## Exercise
Filter the entries and keep only the lines where the string "down" appears.

-.-.-

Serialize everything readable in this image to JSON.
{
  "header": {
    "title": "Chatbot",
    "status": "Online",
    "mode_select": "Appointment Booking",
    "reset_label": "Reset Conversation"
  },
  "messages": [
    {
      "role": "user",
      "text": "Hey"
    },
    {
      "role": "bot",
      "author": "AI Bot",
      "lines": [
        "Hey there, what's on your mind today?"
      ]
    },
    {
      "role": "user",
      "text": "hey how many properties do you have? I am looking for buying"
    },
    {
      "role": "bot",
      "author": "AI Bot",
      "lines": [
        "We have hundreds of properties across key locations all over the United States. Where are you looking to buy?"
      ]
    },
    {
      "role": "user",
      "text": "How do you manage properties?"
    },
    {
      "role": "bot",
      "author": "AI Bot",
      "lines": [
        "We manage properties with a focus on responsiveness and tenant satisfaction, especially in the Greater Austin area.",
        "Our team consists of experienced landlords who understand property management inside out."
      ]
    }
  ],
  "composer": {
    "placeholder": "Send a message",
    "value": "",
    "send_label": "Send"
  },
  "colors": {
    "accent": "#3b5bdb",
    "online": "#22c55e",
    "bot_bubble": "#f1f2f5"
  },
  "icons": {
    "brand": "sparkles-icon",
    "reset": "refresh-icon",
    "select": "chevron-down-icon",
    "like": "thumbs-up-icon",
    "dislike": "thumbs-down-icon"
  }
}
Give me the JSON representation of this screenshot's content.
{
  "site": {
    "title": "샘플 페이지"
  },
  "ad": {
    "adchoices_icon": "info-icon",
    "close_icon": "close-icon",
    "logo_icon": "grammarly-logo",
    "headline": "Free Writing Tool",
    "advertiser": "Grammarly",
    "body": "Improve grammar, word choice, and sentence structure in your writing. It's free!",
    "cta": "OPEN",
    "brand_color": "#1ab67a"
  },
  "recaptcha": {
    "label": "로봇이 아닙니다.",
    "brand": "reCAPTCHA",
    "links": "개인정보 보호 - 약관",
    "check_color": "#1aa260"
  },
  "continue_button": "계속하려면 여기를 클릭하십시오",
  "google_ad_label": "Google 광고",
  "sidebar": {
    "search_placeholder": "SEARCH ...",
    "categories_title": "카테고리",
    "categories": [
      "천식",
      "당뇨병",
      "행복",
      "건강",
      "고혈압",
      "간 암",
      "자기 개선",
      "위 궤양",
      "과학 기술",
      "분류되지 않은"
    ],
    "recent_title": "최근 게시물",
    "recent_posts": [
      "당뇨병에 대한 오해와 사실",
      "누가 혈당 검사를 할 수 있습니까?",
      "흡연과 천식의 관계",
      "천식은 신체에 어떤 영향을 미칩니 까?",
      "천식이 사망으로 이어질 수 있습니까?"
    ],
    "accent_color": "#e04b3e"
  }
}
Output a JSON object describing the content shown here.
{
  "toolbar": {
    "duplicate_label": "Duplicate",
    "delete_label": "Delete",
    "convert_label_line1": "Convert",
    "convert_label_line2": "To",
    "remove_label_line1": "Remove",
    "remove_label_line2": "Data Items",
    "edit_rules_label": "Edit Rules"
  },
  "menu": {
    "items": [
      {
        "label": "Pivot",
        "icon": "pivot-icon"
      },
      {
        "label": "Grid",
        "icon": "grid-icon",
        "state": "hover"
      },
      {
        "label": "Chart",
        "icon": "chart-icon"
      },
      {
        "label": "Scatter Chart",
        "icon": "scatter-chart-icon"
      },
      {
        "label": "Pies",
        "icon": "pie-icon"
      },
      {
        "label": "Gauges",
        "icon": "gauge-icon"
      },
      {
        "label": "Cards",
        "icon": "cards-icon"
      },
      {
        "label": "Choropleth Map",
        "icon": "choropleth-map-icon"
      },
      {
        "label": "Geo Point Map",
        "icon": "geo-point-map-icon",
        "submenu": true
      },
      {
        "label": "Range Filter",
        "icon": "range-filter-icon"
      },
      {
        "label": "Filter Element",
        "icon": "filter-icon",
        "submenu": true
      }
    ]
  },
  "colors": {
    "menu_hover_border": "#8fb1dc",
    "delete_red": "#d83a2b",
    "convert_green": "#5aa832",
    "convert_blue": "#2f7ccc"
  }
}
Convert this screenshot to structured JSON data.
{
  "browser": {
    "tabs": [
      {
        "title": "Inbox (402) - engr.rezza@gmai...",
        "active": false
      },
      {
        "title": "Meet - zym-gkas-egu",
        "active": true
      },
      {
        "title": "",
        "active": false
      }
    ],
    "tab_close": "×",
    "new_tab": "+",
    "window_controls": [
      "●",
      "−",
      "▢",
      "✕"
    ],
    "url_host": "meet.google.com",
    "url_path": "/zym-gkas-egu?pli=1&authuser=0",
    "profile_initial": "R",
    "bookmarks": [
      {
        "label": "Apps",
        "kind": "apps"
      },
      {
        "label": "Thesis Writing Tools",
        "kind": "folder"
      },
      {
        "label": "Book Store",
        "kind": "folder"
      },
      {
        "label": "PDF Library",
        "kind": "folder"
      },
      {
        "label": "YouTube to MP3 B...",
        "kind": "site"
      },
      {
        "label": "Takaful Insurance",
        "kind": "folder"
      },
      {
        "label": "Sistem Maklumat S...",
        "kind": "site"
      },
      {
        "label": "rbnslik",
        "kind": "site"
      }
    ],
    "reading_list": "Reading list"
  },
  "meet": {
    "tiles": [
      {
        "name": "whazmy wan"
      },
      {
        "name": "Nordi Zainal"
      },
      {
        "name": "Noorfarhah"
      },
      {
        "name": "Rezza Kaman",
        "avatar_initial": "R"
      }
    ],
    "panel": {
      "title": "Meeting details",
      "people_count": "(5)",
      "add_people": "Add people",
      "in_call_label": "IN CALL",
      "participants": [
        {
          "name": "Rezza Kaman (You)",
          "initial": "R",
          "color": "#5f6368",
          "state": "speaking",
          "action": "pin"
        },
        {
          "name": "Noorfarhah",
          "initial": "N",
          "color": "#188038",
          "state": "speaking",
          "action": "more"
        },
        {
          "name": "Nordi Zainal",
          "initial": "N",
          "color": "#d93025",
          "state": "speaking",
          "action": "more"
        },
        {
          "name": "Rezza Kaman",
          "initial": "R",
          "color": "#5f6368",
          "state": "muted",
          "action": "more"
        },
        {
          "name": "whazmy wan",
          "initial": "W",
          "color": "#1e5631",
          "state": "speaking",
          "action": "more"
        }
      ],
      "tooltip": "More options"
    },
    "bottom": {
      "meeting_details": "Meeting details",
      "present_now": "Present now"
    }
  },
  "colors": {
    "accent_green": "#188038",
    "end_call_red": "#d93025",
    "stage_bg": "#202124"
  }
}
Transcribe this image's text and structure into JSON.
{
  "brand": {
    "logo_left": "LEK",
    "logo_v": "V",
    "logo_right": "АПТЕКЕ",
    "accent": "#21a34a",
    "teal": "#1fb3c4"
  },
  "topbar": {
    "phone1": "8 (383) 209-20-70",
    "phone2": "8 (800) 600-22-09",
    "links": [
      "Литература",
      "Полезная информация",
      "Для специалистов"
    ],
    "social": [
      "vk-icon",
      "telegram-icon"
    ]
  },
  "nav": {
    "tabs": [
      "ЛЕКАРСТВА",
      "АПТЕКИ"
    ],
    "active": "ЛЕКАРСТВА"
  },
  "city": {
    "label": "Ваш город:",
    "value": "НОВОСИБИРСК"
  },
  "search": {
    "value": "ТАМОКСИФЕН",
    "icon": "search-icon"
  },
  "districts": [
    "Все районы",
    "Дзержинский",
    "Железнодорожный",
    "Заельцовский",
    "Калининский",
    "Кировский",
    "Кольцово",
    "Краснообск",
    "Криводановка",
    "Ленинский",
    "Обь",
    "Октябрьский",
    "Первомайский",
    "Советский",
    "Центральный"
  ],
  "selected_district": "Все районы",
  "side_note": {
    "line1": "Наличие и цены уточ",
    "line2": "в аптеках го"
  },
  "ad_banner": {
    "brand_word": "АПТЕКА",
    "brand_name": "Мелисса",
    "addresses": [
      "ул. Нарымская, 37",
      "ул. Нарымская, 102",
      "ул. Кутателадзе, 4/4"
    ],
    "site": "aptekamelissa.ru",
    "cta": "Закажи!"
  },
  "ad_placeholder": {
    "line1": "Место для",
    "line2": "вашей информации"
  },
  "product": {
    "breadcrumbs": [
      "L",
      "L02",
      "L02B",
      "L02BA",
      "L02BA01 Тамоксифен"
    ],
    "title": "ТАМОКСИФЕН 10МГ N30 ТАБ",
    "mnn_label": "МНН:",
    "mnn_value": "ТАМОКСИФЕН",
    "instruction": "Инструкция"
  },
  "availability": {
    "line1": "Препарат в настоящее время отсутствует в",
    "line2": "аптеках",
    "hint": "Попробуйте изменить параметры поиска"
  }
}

-.-.-

## Written answer
    "select": "chevron-down-icon",
    "dislike": "thumbs-down-icon"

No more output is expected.